Lines containing "står" are to be counted. Report the count alone.

※ ※ ※

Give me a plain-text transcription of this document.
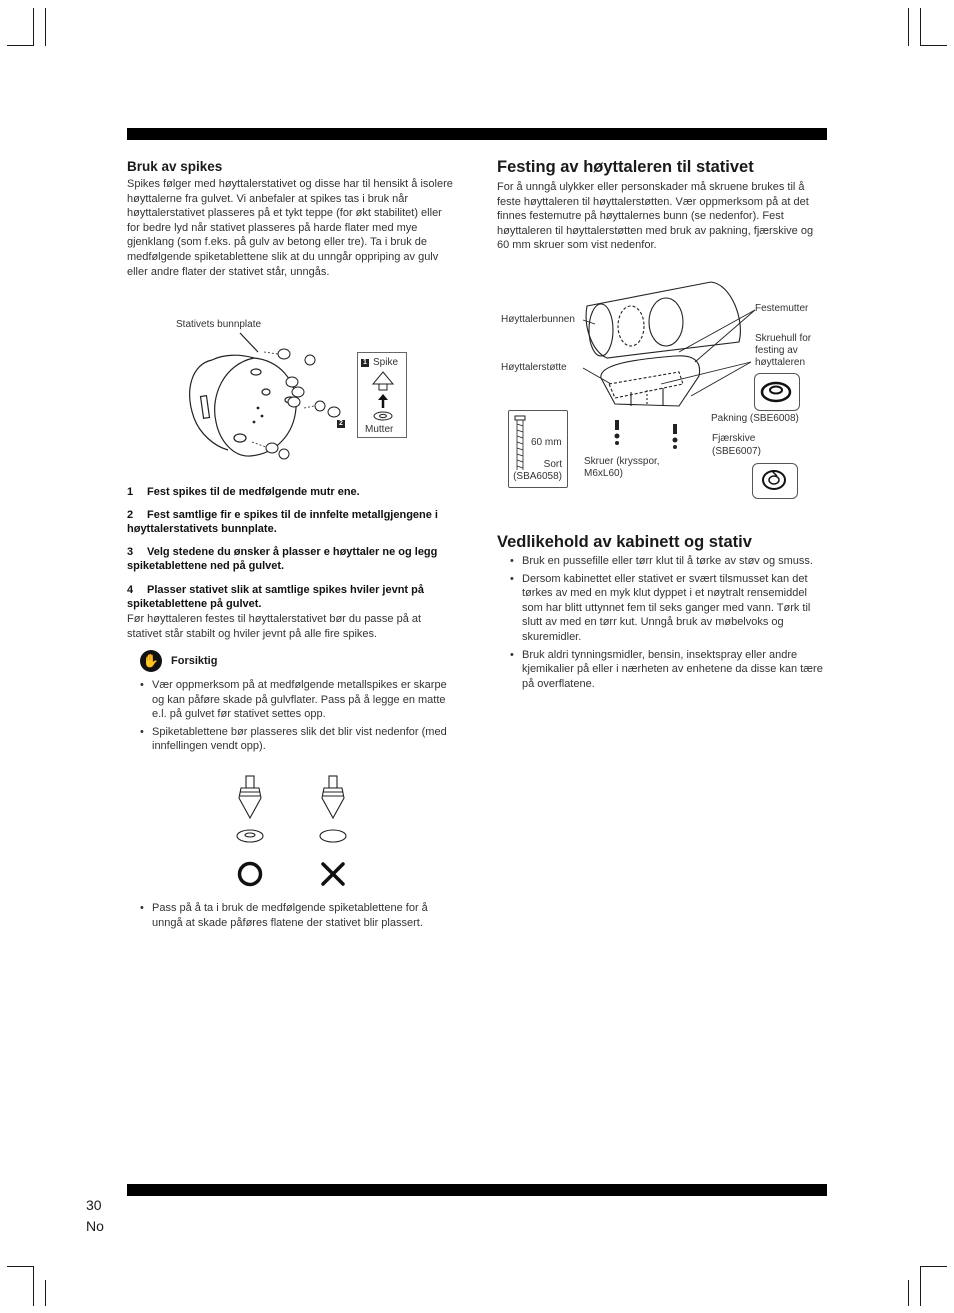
Bruk av spikes
Spikes følger med høyttalerstativet og disse har til hensikt å isolere høyttalerne fra gulvet. Vi anbefaler at spikes tas i bruk når høyttalerstativet plasseres på et tykt teppe (for økt stabilitet) eller for bedre lyd når stativet plasseres på harde flater med mye gjenklang (som f.eks. på gulv av betong eller tre). Ta i bruk de medfølgende spiketablettene slik at du unngår oppriping av gulv eller andre flater der stativet står, unngås.
Stativets bunnplate
1 Spike
2
Mutter
1 Fest spikes til de medfølgende mutr ene.
2 Fest samtlige fir e spikes til de innfelte metallgjengene i høyttalerstativets bunnplate.
3 Velg stedene du ønsker å plasser e høyttaler ne og legg spiketablettene ned på gulvet.
4 Plasser stativet slik at samtlige spikes hviler jevnt på spiketablettene på gulvet.
Før høyttaleren festes til høyttalerstativet bør du passe på at stativet står stabilt og hviler jevnt på alle fire spikes.
✋ Forsiktig
• Vær oppmerksom på at medfølgende metallspikes er skarpe og kan påføre skade på gulvflater. Pass på å legge en matte e.l. på gulvet før stativet settes opp.
• Spiketablettene bør plasseres slik det blir vist nedenfor (med innfellingen vendt opp).
• Pass på å ta i bruk de medfølgende spiketablettene for å unngå at skade påføres flatene der stativet blir plassert.
Festing av høyttaleren til stativet
For å unngå ulykker eller personskader må skruene brukes til å feste høyttaleren til høyttalerstøtten. Vær oppmerksom på at det finnes festemutre på høyttalernes bunn (se nedenfor). Fest høyttaleren til høyttalerstøtten med bruk av pakning, fjærskive og 60 mm skruer som vist nedenfor.
Høyttalerbunnen
Høyttalerstøtte
Festemutter
Skruehull for festing av høyttaleren
60 mm
Sort (SBA6058)
Skruer (krysspor, M6xL60)
Pakning (SBE6008)
Fjærskive (SBE6007)
Vedlikehold av kabinett og stativ
• Bruk en pussefille eller tørr klut til å tørke av støv og smuss.
• Dersom kabinettet eller stativet er svært tilsmusset kan det tørkes av med en myk klut dyppet i et nøytralt rensemiddel som har blitt uttynnet fem til seks ganger med vann. Tørk til slutt av med en tørr kut. Unngå bruk av møbelvoks og skuremidler.
• Bruk aldri tynningsmidler, bensin, insektspray eller andre kjemikalier på eller i nærheten av enhetene da disse kan tære på overflatene.
30
No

※ ※ ※

- [Task solution]: 2